** Begin Information given **
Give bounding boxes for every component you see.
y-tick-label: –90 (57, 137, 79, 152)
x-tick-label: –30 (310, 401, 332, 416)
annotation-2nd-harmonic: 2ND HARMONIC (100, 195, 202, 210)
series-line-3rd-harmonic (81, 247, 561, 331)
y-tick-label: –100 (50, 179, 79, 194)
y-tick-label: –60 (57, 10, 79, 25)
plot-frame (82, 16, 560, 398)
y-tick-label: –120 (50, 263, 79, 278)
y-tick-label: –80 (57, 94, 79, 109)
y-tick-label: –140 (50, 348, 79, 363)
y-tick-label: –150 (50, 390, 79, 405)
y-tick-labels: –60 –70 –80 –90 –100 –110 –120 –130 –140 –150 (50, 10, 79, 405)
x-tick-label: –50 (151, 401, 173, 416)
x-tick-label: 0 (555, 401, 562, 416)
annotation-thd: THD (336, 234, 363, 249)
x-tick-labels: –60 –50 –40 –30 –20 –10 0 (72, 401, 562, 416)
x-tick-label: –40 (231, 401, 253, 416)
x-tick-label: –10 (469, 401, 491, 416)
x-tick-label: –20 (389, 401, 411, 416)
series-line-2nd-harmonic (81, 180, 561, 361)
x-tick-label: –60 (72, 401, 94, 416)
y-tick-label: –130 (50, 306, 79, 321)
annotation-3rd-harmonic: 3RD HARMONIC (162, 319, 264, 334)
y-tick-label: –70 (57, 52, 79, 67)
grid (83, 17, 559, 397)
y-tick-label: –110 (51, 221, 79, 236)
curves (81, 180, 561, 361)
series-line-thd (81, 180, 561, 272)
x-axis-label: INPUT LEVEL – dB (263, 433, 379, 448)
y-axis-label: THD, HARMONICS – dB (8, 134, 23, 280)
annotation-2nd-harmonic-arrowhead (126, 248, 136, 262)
** End Information given **
_Exercise_
Quote the data from its start through the line containing "y-tick-label: –100 (50, 179, 79, 194)", both ends included.

_Complete output_
Give bounding boxes for every component you see.
y-tick-label: –90 (57, 137, 79, 152)
x-tick-label: –30 (310, 401, 332, 416)
annotation-2nd-harmonic: 2ND HARMONIC (100, 195, 202, 210)
series-line-3rd-harmonic (81, 247, 561, 331)
y-tick-label: –100 (50, 179, 79, 194)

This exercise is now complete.